WHAT YOU WILL DO >>
Repeat each line exactly as it is written.

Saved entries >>
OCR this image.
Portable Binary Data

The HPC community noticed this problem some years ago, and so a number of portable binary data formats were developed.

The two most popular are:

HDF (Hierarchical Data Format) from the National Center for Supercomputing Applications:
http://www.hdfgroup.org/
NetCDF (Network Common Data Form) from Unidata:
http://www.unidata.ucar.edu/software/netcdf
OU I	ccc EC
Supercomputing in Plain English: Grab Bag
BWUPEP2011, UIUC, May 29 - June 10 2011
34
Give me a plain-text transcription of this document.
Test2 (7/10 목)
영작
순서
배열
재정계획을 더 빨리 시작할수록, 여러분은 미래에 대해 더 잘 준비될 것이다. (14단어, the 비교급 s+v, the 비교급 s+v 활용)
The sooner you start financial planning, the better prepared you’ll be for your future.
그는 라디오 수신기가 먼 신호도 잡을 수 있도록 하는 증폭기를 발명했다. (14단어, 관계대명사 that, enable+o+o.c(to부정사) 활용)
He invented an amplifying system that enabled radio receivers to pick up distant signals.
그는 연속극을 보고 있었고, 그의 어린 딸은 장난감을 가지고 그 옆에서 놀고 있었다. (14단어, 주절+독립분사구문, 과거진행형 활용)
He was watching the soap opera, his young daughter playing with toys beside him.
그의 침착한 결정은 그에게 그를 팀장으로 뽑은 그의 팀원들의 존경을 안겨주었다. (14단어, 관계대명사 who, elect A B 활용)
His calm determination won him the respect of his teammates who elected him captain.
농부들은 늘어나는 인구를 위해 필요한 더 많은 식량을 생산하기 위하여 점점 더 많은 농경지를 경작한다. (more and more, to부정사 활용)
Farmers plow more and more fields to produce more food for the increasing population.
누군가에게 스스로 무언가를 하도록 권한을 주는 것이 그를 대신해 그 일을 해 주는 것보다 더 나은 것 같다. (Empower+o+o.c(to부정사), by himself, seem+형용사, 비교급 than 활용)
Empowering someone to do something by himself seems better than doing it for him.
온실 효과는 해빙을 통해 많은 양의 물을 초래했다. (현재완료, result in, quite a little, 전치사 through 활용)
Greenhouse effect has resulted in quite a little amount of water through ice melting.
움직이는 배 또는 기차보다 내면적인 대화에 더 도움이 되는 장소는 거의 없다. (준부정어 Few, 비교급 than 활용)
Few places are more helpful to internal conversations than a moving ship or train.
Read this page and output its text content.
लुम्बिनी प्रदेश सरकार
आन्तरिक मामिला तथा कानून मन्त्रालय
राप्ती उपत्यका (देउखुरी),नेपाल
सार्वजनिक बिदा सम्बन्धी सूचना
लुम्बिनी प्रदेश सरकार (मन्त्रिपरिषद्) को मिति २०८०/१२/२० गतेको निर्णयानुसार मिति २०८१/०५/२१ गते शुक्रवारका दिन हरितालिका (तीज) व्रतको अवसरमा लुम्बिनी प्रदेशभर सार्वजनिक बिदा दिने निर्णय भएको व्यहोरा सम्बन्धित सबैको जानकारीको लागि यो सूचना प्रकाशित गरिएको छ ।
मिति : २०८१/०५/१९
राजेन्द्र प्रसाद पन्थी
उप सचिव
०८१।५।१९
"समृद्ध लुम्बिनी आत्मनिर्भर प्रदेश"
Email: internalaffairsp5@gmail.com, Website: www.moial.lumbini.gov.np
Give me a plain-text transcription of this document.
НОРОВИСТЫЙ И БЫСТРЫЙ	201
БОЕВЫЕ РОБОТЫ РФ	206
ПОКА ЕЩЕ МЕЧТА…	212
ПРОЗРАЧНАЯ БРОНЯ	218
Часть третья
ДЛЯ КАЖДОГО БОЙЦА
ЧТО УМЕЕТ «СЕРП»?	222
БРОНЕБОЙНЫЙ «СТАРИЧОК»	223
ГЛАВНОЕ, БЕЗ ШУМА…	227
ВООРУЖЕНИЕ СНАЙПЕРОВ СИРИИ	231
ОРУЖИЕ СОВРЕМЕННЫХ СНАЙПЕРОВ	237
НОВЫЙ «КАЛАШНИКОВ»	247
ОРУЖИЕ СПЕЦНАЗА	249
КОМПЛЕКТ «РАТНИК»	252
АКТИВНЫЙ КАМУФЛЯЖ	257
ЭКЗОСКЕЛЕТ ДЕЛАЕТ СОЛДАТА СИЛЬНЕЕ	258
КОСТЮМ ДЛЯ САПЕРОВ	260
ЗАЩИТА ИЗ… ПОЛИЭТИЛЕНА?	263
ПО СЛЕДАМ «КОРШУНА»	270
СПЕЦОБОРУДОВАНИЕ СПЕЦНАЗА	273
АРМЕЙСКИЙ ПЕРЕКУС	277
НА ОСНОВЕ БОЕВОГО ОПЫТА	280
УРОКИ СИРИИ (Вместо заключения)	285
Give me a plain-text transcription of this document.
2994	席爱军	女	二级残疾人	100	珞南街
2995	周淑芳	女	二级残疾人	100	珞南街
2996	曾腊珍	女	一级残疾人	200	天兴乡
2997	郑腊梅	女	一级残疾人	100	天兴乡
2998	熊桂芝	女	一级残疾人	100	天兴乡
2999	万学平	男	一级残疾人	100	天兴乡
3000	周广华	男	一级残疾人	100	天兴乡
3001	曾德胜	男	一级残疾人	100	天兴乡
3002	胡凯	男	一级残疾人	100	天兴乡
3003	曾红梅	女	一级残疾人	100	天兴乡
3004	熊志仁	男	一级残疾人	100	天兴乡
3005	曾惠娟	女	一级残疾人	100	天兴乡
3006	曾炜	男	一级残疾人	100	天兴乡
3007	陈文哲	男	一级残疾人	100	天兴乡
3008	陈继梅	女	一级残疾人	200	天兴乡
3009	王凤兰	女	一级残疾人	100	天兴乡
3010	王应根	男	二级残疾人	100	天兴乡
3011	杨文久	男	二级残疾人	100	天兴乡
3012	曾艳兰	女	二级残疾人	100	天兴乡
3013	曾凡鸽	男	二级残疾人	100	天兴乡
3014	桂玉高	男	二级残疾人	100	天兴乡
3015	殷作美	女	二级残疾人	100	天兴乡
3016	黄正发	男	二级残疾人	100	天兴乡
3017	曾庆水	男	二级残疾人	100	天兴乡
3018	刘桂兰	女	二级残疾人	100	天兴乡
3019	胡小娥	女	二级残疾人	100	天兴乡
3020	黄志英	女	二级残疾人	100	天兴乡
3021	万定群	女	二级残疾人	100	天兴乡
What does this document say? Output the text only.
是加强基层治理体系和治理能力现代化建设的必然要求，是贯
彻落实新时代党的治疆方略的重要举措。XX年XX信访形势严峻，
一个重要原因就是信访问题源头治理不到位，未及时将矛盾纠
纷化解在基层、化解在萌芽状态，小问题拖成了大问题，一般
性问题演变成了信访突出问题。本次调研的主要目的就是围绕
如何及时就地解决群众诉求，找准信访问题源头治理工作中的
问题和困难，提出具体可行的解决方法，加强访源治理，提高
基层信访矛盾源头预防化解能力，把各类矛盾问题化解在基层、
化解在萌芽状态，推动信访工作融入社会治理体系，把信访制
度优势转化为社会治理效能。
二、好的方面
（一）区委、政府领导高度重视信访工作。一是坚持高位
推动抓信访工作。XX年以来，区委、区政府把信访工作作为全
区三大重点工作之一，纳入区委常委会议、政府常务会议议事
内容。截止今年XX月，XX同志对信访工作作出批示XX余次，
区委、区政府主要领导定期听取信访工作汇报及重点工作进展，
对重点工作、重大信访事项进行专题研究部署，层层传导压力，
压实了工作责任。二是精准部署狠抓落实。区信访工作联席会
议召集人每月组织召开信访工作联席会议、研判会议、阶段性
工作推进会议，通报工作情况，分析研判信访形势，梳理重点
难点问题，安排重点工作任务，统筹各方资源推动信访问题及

ANSWER TO THE PROBLEM >>
OCR this image.
Portable Binary Data

The HPC community noticed this problem some years ago, and so a number of portable binary data formats were developed.

The two most popular are:

HDF (Hierarchical Data Format) from the National Center for Supercomputing Applications:
http://www.hdfgroup.org/
NetCDF (Network Common Data Form) from Unidata:
http://www.unidata.ucar.edu/software/netcdf
OU I	ccc EC
Supercomputing in Plain English: Grab Bag
BWUPEP2011, UIUC, May 29 - June 10 2011
34
Give me a plain-text transcription of this document.
Test2 (7/10 목)
영작
순서
배열
재정계획을 더 빨리 시작할수록, 여러분은 미래에 대해 더 잘 준비될 것이다. (14단어, the 비교급 s+v, the 비교급 s+v 활용)
The sooner you start financial planning, the better prepared you’ll be for your future.
그는 라디오 수신기가 먼 신호도 잡을 수 있도록 하는 증폭기를 발명했다. (14단어, 관계대명사 that, enable+o+o.c(to부정사) 활용)
He invented an amplifying system that enabled radio receivers to pick up distant signals.
그는 연속극을 보고 있었고, 그의 어린 딸은 장난감을 가지고 그 옆에서 놀고 있었다. (14단어, 주절+독립분사구문, 과거진행형 활용)
He was watching the soap opera, his young daughter playing with toys beside him.
그의 침착한 결정은 그에게 그를 팀장으로 뽑은 그의 팀원들의 존경을 안겨주었다. (14단어, 관계대명사 who, elect A B 활용)
His calm determination won him the respect of his teammates who elected him captain.
농부들은 늘어나는 인구를 위해 필요한 더 많은 식량을 생산하기 위하여 점점 더 많은 농경지를 경작한다. (more and more, to부정사 활용)
Farmers plow more and more fields to produce more food for the increasing population.
누군가에게 스스로 무언가를 하도록 권한을 주는 것이 그를 대신해 그 일을 해 주는 것보다 더 나은 것 같다. (Empower+o+o.c(to부정사), by himself, seem+형용사, 비교급 than 활용)
Empowering someone to do something by himself seems better than doing it for him.
온실 효과는 해빙을 통해 많은 양의 물을 초래했다. (현재완료, result in, quite a little, 전치사 through 활용)
Greenhouse effect has resulted in quite a little amount of water through ice melting.
움직이는 배 또는 기차보다 내면적인 대화에 더 도움이 되는 장소는 거의 없다. (준부정어 Few, 비교급 than 활용)
Few places are more helpful to internal conversations than a moving ship or train.
Read this page and output its text content.
लुम्बिनी प्रदेश सरकार
आन्तरिक मामिला तथा कानून मन्त्रालय
राप्ती उपत्यका (देउखुरी),नेपाल
सार्वजनिक बिदा सम्बन्धी सूचना
लुम्बिनी प्रदेश सरकार (मन्त्रिपरिषद्) को मिति २०८०/१२/२० गतेको निर्णयानुसार मिति २०८१/०५/२१ गते शुक्रवारका दिन हरितालिका (तीज) व्रतको अवसरमा लुम्बिनी प्रदेशभर सार्वजनिक बिदा दिने निर्णय भएको व्यहोरा सम्बन्धित सबैको जानकारीको लागि यो सूचना प्रकाशित गरिएको छ ।
मिति : २०८१/०५/१९
राजेन्द्र प्रसाद पन्थी
उप सचिव
०८१।५।१९
"समृद्ध लुम्बिनी आत्मनिर्भर प्रदेश"
Email: internalaffairsp5@gmail.com, Website: www.moial.lumbini.gov.np
Give me a plain-text transcription of this document.
НОРОВИСТЫЙ И БЫСТРЫЙ	201
БОЕВЫЕ РОБОТЫ РФ	206
ПОКА ЕЩЕ МЕЧТА…	212
ПРОЗРАЧНАЯ БРОНЯ	218
Часть третья
ДЛЯ КАЖДОГО БОЙЦА
ЧТО УМЕЕТ «СЕРП»?	222
БРОНЕБОЙНЫЙ «СТАРИЧОК»	223
ГЛАВНОЕ, БЕЗ ШУМА…	227
ВООРУЖЕНИЕ СНАЙПЕРОВ СИРИИ	231
ОРУЖИЕ СОВРЕМЕННЫХ СНАЙПЕРОВ	237
НОВЫЙ «КАЛАШНИКОВ»	247
ОРУЖИЕ СПЕЦНАЗА	249
КОМПЛЕКТ «РАТНИК»	252
АКТИВНЫЙ КАМУФЛЯЖ	257
ЭКЗОСКЕЛЕТ ДЕЛАЕТ СОЛДАТА СИЛЬНЕЕ	258
КОСТЮМ ДЛЯ САПЕРОВ	260
ЗАЩИТА ИЗ… ПОЛИЭТИЛЕНА?	263
ПО СЛЕДАМ «КОРШУНА»	270
СПЕЦОБОРУДОВАНИЕ СПЕЦНАЗА	273
АРМЕЙСКИЙ ПЕРЕКУС	277
НА ОСНОВЕ БОЕВОГО ОПЫТА	280
УРОКИ СИРИИ (Вместо заключения)	285
Give me a plain-text transcription of this document.
2994	席爱军	女	二级残疾人	100	珞南街
2995	周淑芳	女	二级残疾人	100	珞南街
2996	曾腊珍	女	一级残疾人	200	天兴乡
2997	郑腊梅	女	一级残疾人	100	天兴乡
2998	熊桂芝	女	一级残疾人	100	天兴乡
2999	万学平	男	一级残疾人	100	天兴乡
3000	周广华	男	一级残疾人	100	天兴乡
3001	曾德胜	男	一级残疾人	100	天兴乡
3002	胡凯	男	一级残疾人	100	天兴乡
3003	曾红梅	女	一级残疾人	100	天兴乡
3004	熊志仁	男	一级残疾人	100	天兴乡
3005	曾惠娟	女	一级残疾人	100	天兴乡
3006	曾炜	男	一级残疾人	100	天兴乡
3007	陈文哲	男	一级残疾人	100	天兴乡
3008	陈继梅	女	一级残疾人	200	天兴乡
3009	王凤兰	女	一级残疾人	100	天兴乡
3010	王应根	男	二级残疾人	100	天兴乡
3011	杨文久	男	二级残疾人	100	天兴乡
3012	曾艳兰	女	二级残疾人	100	天兴乡
3013	曾凡鸽	男	二级残疾人	100	天兴乡
3014	桂玉高	男	二级残疾人	100	天兴乡
3015	殷作美	女	二级残疾人	100	天兴乡
3016	黄正发	男	二级残疾人	100	天兴乡
3017	曾庆水	男	二级残疾人	100	天兴乡
3018	刘桂兰	女	二级残疾人	100	天兴乡
3019	胡小娥	女	二级残疾人	100	天兴乡
3020	黄志英	女	二级残疾人	100	天兴乡
3021	万定群	女	二级残疾人	100	天兴乡
What does this document say? Output the text only.
是加强基层治理体系和治理能力现代化建设的必然要求，是贯
彻落实新时代党的治疆方略的重要举措。XX年XX信访形势严峻，
一个重要原因就是信访问题源头治理不到位，未及时将矛盾纠
纷化解在基层、化解在萌芽状态，小问题拖成了大问题，一般
性问题演变成了信访突出问题。本次调研的主要目的就是围绕
如何及时就地解决群众诉求，找准信访问题源头治理工作中的
问题和困难，提出具体可行的解决方法，加强访源治理，提高
基层信访矛盾源头预防化解能力，把各类矛盾问题化解在基层、
化解在萌芽状态，推动信访工作融入社会治理体系，把信访制
度优势转化为社会治理效能。
二、好的方面
（一）区委、政府领导高度重视信访工作。一是坚持高位
推动抓信访工作。XX年以来，区委、区政府把信访工作作为全
区三大重点工作之一，纳入区委常委会议、政府常务会议议事
内容。截止今年XX月，XX同志对信访工作作出批示XX余次，
区委、区政府主要领导定期听取信访工作汇报及重点工作进展，
对重点工作、重大信访事项进行专题研究部署，层层传导压力，
压实了工作责任。二是精准部署狠抓落实。区信访工作联席会
议召集人每月组织召开信访工作联席会议、研判会议、阶段性
工作推进会议，通报工作情况，分析研判信访形势，梳理重点
难点问题，安排重点工作任务，统筹各方资源推动信访问题及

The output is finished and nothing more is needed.